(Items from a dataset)
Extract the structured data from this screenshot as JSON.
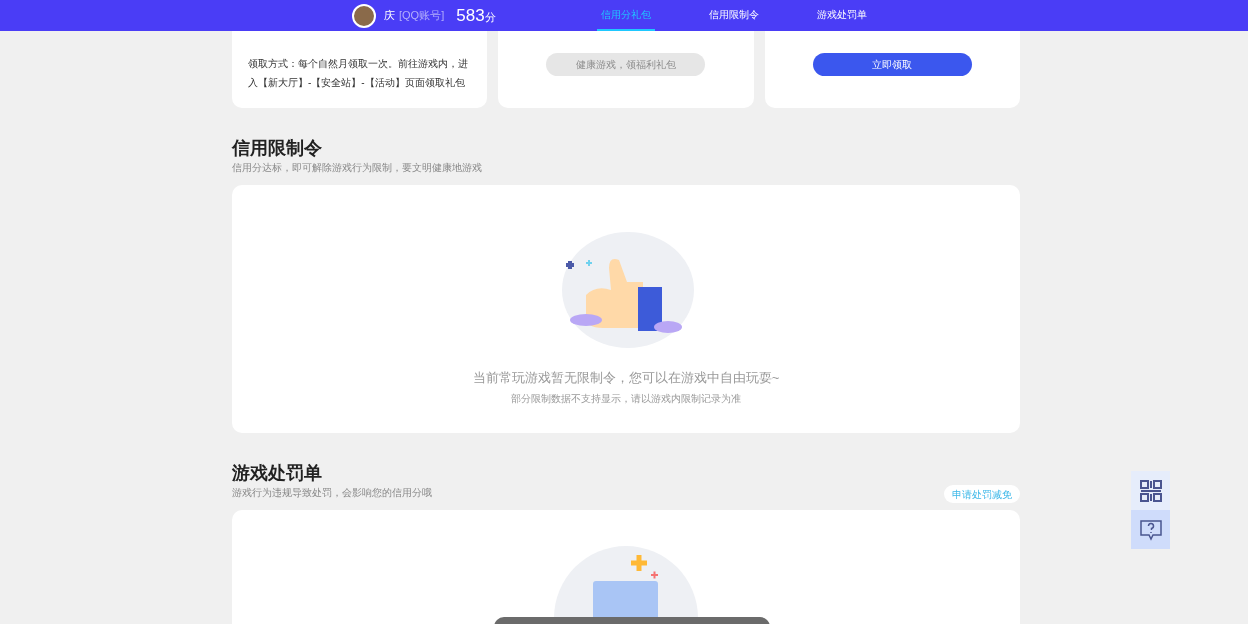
{
  "header": {
    "user_name": "庆",
    "account_type": "[QQ账号]",
    "score": "583",
    "score_unit": "分",
    "tabs": [
      {
        "label": "信用分礼包",
        "selected": true
      },
      {
        "label": "信用限制令",
        "selected": false
      },
      {
        "label": "游戏处罚单",
        "selected": false
      }
    ]
  },
  "gift_cards": [
    {
      "kind": "text",
      "text": "领取方式：每个自然月领取一次。前往游戏内，进入【新大厅】-【安全站】-【活动】页面领取礼包"
    },
    {
      "kind": "button",
      "label": "健康游戏，领福利礼包",
      "disabled": true
    },
    {
      "kind": "button",
      "label": "立即领取",
      "disabled": false
    }
  ],
  "restriction": {
    "title": "信用限制令",
    "subtitle": "信用分达标，即可解除游戏行为限制，要文明健康地游戏",
    "empty_message": "当前常玩游戏暂无限制令，您可以在游戏中自由玩耍~",
    "note": "部分限制数据不支持显示，请以游戏内限制记录为准"
  },
  "penalty": {
    "title": "游戏处罚单",
    "subtitle": "游戏行为违规导致处罚，会影响您的信用分哦",
    "action": "申请处罚减免"
  }
}
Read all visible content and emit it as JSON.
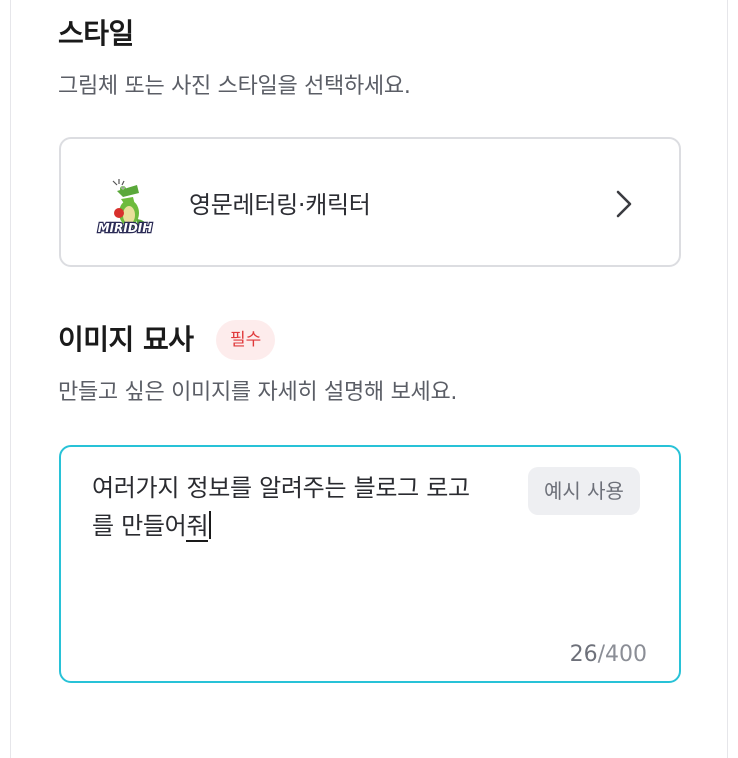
{
  "style_section": {
    "title": "스타일",
    "description": "그림체 또는 사진 스타일을 선택하세요.",
    "selected_style": {
      "name": "영문레터링·캐릭터",
      "thumbnail_text": "MIRIDIH",
      "thumbnail_icon": "crocodile-mascot-icon",
      "chevron_icon": "chevron-right-icon"
    }
  },
  "description_section": {
    "title": "이미지 묘사",
    "required_badge": "필수",
    "description": "만들고 싶은 이미지를 자세히 설명해 보세요.",
    "textarea": {
      "value_committed": "여러가지 정보를 알려주는 블로그 로고\n를 만들어",
      "value_composing": "줘",
      "example_button": "예시 사용",
      "count_current": "26",
      "count_separator": "/",
      "count_max": "400"
    }
  },
  "colors": {
    "focus_border": "#28c2d7",
    "required_text": "#e0393b",
    "required_bg": "#fdecec"
  }
}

**Instruction:**
Write out the material above once more, exactly as it reads, with no pictures.

**Response to the exercise:**
Extract the structured data from this screenshot as JSON.
{
  "header": {
    "user_name": "庆",
    "account_type": "[QQ账号]",
    "score": "583",
    "score_unit": "分",
    "tabs": [
      {
        "label": "信用分礼包",
        "selected": true
      },
      {
        "label": "信用限制令",
        "selected": false
      },
      {
        "label": "游戏处罚单",
        "selected": false
      }
    ]
  },
  "gift_cards": [
    {
      "kind": "text",
      "text": "领取方式：每个自然月领取一次。前往游戏内，进入【新大厅】-【安全站】-【活动】页面领取礼包"
    },
    {
      "kind": "button",
      "label": "健康游戏，领福利礼包",
      "disabled": true
    },
    {
      "kind": "button",
      "label": "立即领取",
      "disabled": false
    }
  ],
  "restriction": {
    "title": "信用限制令",
    "subtitle": "信用分达标，即可解除游戏行为限制，要文明健康地游戏",
    "empty_message": "当前常玩游戏暂无限制令，您可以在游戏中自由玩耍~",
    "note": "部分限制数据不支持显示，请以游戏内限制记录为准"
  },
  "penalty": {
    "title": "游戏处罚单",
    "subtitle": "游戏行为违规导致处罚，会影响您的信用分哦",
    "action": "申请处罚减免"
  }
}
Read all visible content and emit it as JSON.
{
  "style_section": {
    "title": "스타일",
    "description": "그림체 또는 사진 스타일을 선택하세요.",
    "selected_style": {
      "name": "영문레터링·캐릭터",
      "thumbnail_text": "MIRIDIH",
      "thumbnail_icon": "crocodile-mascot-icon",
      "chevron_icon": "chevron-right-icon"
    }
  },
  "description_section": {
    "title": "이미지 묘사",
    "required_badge": "필수",
    "description": "만들고 싶은 이미지를 자세히 설명해 보세요.",
    "textarea": {
      "value_committed": "여러가지 정보를 알려주는 블로그 로고\n를 만들어",
      "value_composing": "줘",
      "example_button": "예시 사용",
      "count_current": "26",
      "count_separator": "/",
      "count_max": "400"
    }
  },
  "colors": {
    "focus_border": "#28c2d7",
    "required_text": "#e0393b",
    "required_bg": "#fdecec"
  }
}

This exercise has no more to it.